§ **Exercise task**
Extract each line of the records below that contains the word "Direction".

Data listing:
::::::::::

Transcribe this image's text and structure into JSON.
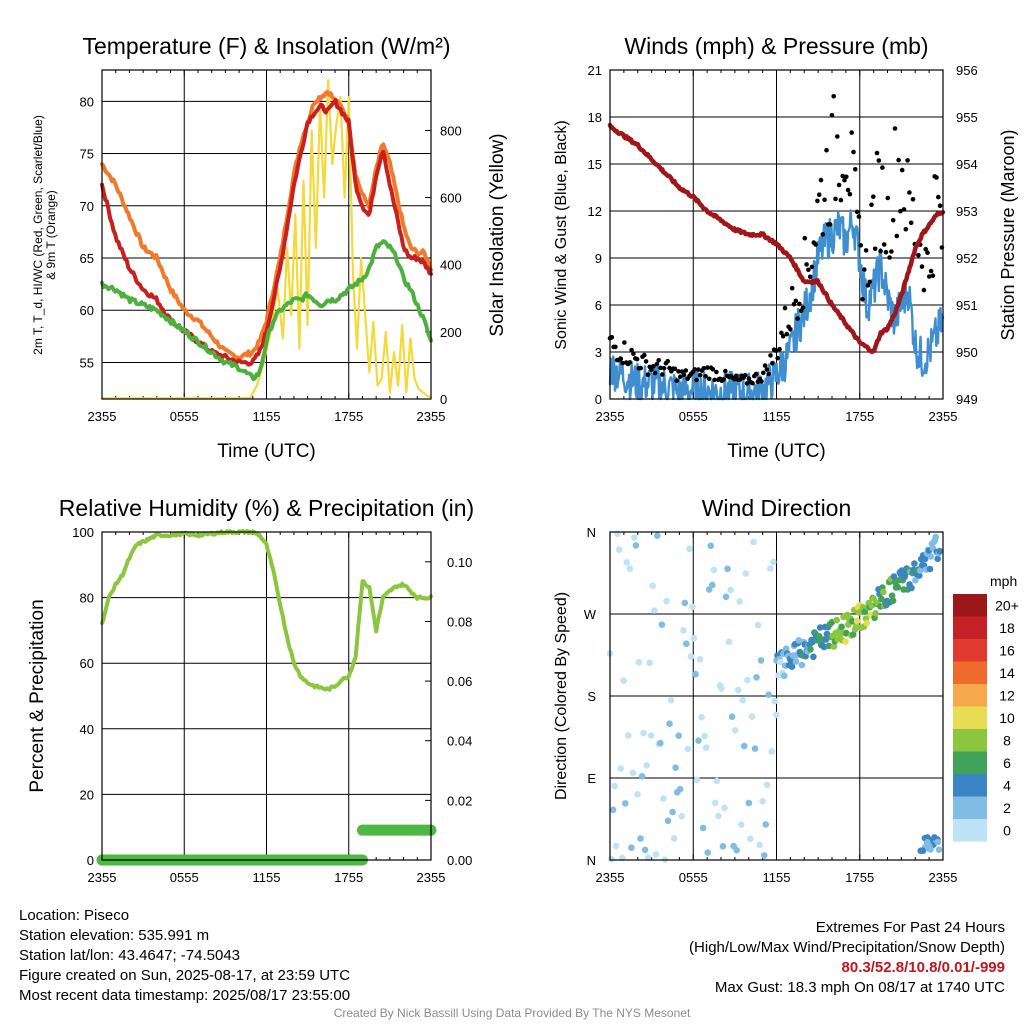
{
  "chart_data": [
    {
      "type": "line",
      "title": "Temperature (F) & Insolation (W/m²)",
      "xlabel": "Time (UTC)",
      "ylabel": "2m T, T_d, HI/WC (Red, Green, Scarlet/Blue) & 9m T (Orange)",
      "y2label": "Solar Insolation (Yellow)",
      "x_ticks": [
        "2355",
        "0555",
        "1155",
        "1755",
        "2355"
      ],
      "y_ticks": [
        55,
        60,
        65,
        70,
        75,
        80
      ],
      "y2_ticks": [
        0,
        200,
        400,
        600,
        800
      ],
      "ylim": [
        51.5,
        83
      ],
      "y2lim": [
        0,
        980
      ],
      "xlim": [
        0,
        24
      ],
      "grid": true,
      "series": [
        {
          "name": "2m T",
          "color": "#c9201e",
          "x": [
            0,
            1,
            2,
            3,
            4,
            5,
            6,
            7,
            8,
            9,
            10,
            11,
            11.5,
            12,
            12.5,
            13,
            13.5,
            14,
            14.5,
            15,
            15.5,
            16,
            16.5,
            17,
            17.5,
            18,
            18.5,
            19,
            19.5,
            20,
            20.5,
            21,
            21.5,
            22,
            22.5,
            23,
            23.5,
            24
          ],
          "y": [
            72,
            67,
            64,
            62,
            61,
            59,
            58,
            57,
            56,
            55.5,
            55,
            55,
            56,
            58,
            61,
            64,
            68,
            72,
            75,
            78,
            79,
            79.5,
            79,
            80,
            79,
            78,
            72,
            70,
            69,
            73,
            75.5,
            72,
            69,
            66,
            65,
            65,
            64.5,
            63.5
          ]
        },
        {
          "name": "9m T",
          "color": "#f07a2a",
          "x": [
            0,
            1,
            2,
            3,
            4,
            5,
            6,
            7,
            8,
            9,
            10,
            11,
            11.5,
            12,
            12.5,
            13,
            13.5,
            14,
            14.5,
            15,
            15.5,
            16,
            16.5,
            17,
            17.5,
            18,
            18.5,
            19,
            19.5,
            20,
            20.5,
            21,
            21.5,
            22,
            22.5,
            23,
            23.5,
            24
          ],
          "y": [
            74,
            72,
            69,
            66,
            65,
            62,
            60,
            59,
            57.5,
            56,
            55.5,
            56,
            57,
            59,
            62,
            65,
            69,
            73,
            76,
            78,
            80,
            80.5,
            81,
            80,
            79.5,
            78,
            73,
            71,
            70,
            73.5,
            76,
            74,
            71,
            68,
            66,
            65.5,
            65.5,
            64
          ]
        },
        {
          "name": "2m Td",
          "color": "#4db03d",
          "x": [
            0,
            1,
            2,
            3,
            4,
            5,
            6,
            7,
            8,
            9,
            10,
            11,
            11.5,
            12,
            12.5,
            13,
            13.5,
            14,
            14.5,
            15,
            15.5,
            16,
            16.5,
            17,
            17.5,
            18,
            18.5,
            19,
            19.5,
            20,
            20.5,
            21,
            21.5,
            22,
            22.5,
            23,
            23.5,
            24
          ],
          "y": [
            62.5,
            62,
            61,
            60.5,
            60,
            59,
            58,
            57,
            56,
            55,
            54.5,
            53.5,
            54,
            57,
            59,
            60,
            60.5,
            61,
            61,
            61.5,
            61,
            60.5,
            61,
            61,
            61.5,
            62,
            62.5,
            63,
            64,
            66,
            66.5,
            66,
            65,
            63,
            62,
            60.5,
            59,
            57
          ]
        },
        {
          "name": "Solar Insolation",
          "color": "#f4d93a",
          "axis": "y2",
          "x": [
            0,
            2,
            4,
            6,
            8,
            10,
            10.8,
            11.3,
            11.8,
            12.3,
            12.8,
            13.2,
            13.5,
            13.8,
            14.1,
            14.4,
            14.7,
            15,
            15.3,
            15.6,
            15.9,
            16.2,
            16.5,
            16.8,
            17.1,
            17.4,
            17.7,
            18,
            18.3,
            18.6,
            18.9,
            19.2,
            19.5,
            19.8,
            20.1,
            20.4,
            20.7,
            21,
            21.3,
            21.6,
            21.9,
            22.2,
            22.5,
            22.8,
            23.1,
            23.4,
            23.7,
            24
          ],
          "y": [
            2,
            2,
            2,
            2,
            2,
            2,
            3,
            40,
            110,
            200,
            330,
            180,
            450,
            250,
            550,
            150,
            650,
            220,
            800,
            450,
            880,
            600,
            950,
            700,
            820,
            900,
            600,
            900,
            380,
            150,
            420,
            250,
            80,
            230,
            40,
            60,
            200,
            20,
            140,
            40,
            220,
            20,
            180,
            60,
            30,
            20,
            10,
            5
          ]
        }
      ]
    },
    {
      "type": "scatter",
      "title": "Winds (mph) & Pressure (mb)",
      "xlabel": "Time (UTC)",
      "ylabel": "Sonic Wind & Gust (Blue, Black)",
      "y2label": "Station Pressure (Maroon)",
      "x_ticks": [
        "2355",
        "0555",
        "1155",
        "1755",
        "2355"
      ],
      "y_ticks": [
        0,
        3,
        6,
        9,
        12,
        15,
        18,
        21
      ],
      "y2_ticks": [
        949,
        950,
        951,
        952,
        953,
        954,
        955,
        956
      ],
      "ylim": [
        0,
        21
      ],
      "y2lim": [
        949,
        956
      ],
      "xlim": [
        0,
        24
      ],
      "grid": true,
      "series": [
        {
          "name": "Sonic Wind",
          "color": "#3f8fd0",
          "x": [
            0,
            1,
            2,
            3,
            4,
            5,
            6,
            7,
            8,
            9,
            10,
            11,
            12,
            13,
            13.5,
            14,
            14.5,
            15,
            15.5,
            16,
            16.5,
            17,
            17.5,
            18,
            18.5,
            19,
            19.5,
            20,
            20.5,
            21,
            21.5,
            22,
            22.5,
            23,
            23.5,
            24
          ],
          "y": [
            2,
            1.5,
            1,
            1,
            0.8,
            0.5,
            0.6,
            0.5,
            0.4,
            0.5,
            0.4,
            0.6,
            1.5,
            3,
            4.5,
            5.5,
            7,
            9,
            10,
            10.5,
            11,
            10,
            11.5,
            9,
            6,
            7,
            8.5,
            6.5,
            5,
            6,
            7,
            3.5,
            2.5,
            3,
            4,
            5
          ]
        },
        {
          "name": "Gust",
          "color": "#000000",
          "x": [
            0,
            1,
            2,
            3,
            4,
            5,
            6,
            7,
            8,
            9,
            10,
            11,
            12,
            12.5,
            13,
            13.5,
            14,
            14.5,
            15,
            15.5,
            16,
            16.5,
            17,
            17.5,
            18,
            18.5,
            19,
            19.5,
            20,
            20.5,
            21,
            21.5,
            22,
            22.5,
            23,
            23.5,
            24
          ],
          "y": [
            3.5,
            3,
            2.5,
            2,
            2,
            1.5,
            1.5,
            1.8,
            1.5,
            1.2,
            1.2,
            1.5,
            3,
            4.5,
            5.5,
            7,
            8,
            9.5,
            12,
            14,
            15,
            16.5,
            17.5,
            13,
            9,
            8,
            12,
            13,
            11,
            14,
            15,
            12,
            11,
            9.5,
            8,
            13,
            10
          ]
        },
        {
          "name": "Station Pressure",
          "color": "#a0161a",
          "axis": "y2",
          "x": [
            0,
            1,
            2,
            3,
            4,
            5,
            6,
            7,
            8,
            9,
            10,
            11,
            12,
            13,
            14,
            15,
            16,
            16.5,
            17,
            17.5,
            18,
            18.5,
            19,
            19.5,
            20,
            20.5,
            21,
            21.5,
            22,
            22.5,
            23,
            23.5,
            24
          ],
          "y": [
            954.8,
            954.6,
            954.4,
            954.1,
            953.8,
            953.5,
            953.3,
            953.0,
            952.8,
            952.6,
            952.5,
            952.5,
            952.3,
            952.0,
            951.5,
            951.5,
            951.0,
            950.8,
            950.6,
            950.4,
            950.2,
            950.1,
            950.0,
            950.4,
            950.5,
            950.8,
            951.2,
            951.7,
            952.2,
            952.5,
            952.7,
            952.9,
            953.0
          ]
        }
      ]
    },
    {
      "type": "line",
      "title": "Relative Humidity (%) & Precipitation (in)",
      "ylabel": "Percent & Precipitation",
      "x_ticks": [
        "2355",
        "0555",
        "1155",
        "1755",
        "2355"
      ],
      "y_ticks": [
        0,
        20,
        40,
        60,
        80,
        100
      ],
      "y2_ticks": [
        "0.00",
        "0.02",
        "0.04",
        "0.06",
        "0.08",
        "0.10"
      ],
      "ylim": [
        0,
        100
      ],
      "y2lim": [
        0,
        0.11
      ],
      "xlim": [
        0,
        24
      ],
      "grid": true,
      "series": [
        {
          "name": "Relative Humidity",
          "color": "#8cc63f",
          "x": [
            0,
            0.5,
            1,
            1.5,
            2,
            2.5,
            3,
            3.5,
            4,
            5,
            6,
            7,
            8,
            9,
            10,
            11,
            11.5,
            12,
            12.5,
            13,
            13.5,
            14,
            14.5,
            15,
            15.5,
            16,
            16.5,
            17,
            17.5,
            18,
            18.5,
            19,
            19.5,
            20,
            20.5,
            21,
            21.5,
            22,
            22.5,
            23,
            23.5,
            24
          ],
          "y": [
            72,
            80,
            84,
            87,
            92,
            96,
            97,
            98,
            99,
            99,
            99.5,
            99,
            99.5,
            100,
            100,
            100,
            99,
            96,
            88,
            78,
            68,
            60,
            56,
            54,
            53,
            52.5,
            52,
            53,
            55,
            56,
            62,
            85,
            83,
            70,
            80,
            82,
            83.5,
            84,
            82,
            80,
            80,
            80
          ]
        },
        {
          "name": "Precipitation",
          "color": "#4db843",
          "axis": "y2",
          "x": [
            0,
            19,
            19,
            24
          ],
          "y": [
            0,
            0,
            0.01,
            0.01
          ]
        }
      ]
    },
    {
      "type": "scatter",
      "title": "Wind Direction",
      "ylabel": "Direction (Colored By Speed)",
      "x_ticks": [
        "2355",
        "0555",
        "1155",
        "1755",
        "2355"
      ],
      "y_ticks": [
        "N",
        "E",
        "S",
        "W",
        "N"
      ],
      "ylim": [
        0,
        360
      ],
      "xlim": [
        0,
        24
      ],
      "grid": true,
      "colorbar": {
        "unit": "mph",
        "labels": [
          "20+",
          "18",
          "16",
          "14",
          "12",
          "10",
          "8",
          "6",
          "4",
          "2",
          "0"
        ],
        "colors": [
          "#9c1719",
          "#c62027",
          "#e03b2e",
          "#ef6b2d",
          "#f7a84a",
          "#e8dc53",
          "#8cc63f",
          "#41a35a",
          "#3c85c4",
          "#7fbde4",
          "#bfe3f6"
        ]
      }
    }
  ],
  "info": {
    "location": "Location: Piseco",
    "elevation": "Station elevation: 535.991 m",
    "latlon": "Station lat/lon: 43.4647; -74.5043",
    "created": "Figure created on Sun, 2025-08-17, at 23:59 UTC",
    "recent": "Most recent data timestamp: 2025/08/17 23:55:00"
  },
  "extremes": {
    "title": "Extremes For Past 24 Hours",
    "legend": "(High/Low/Max Wind/Precipitation/Snow Depth)",
    "values": "80.3/52.8/10.8/0.01/-999",
    "gust": "Max Gust: 18.3 mph On 08/17 at 1740 UTC"
  },
  "credit": "Created By Nick Bassill Using Data Provided By The NYS Mesonet"
}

::::::::::

§ **Exercise output**
      "title": "Wind Direction",
      "ylabel": "Direction (Colored By Speed)",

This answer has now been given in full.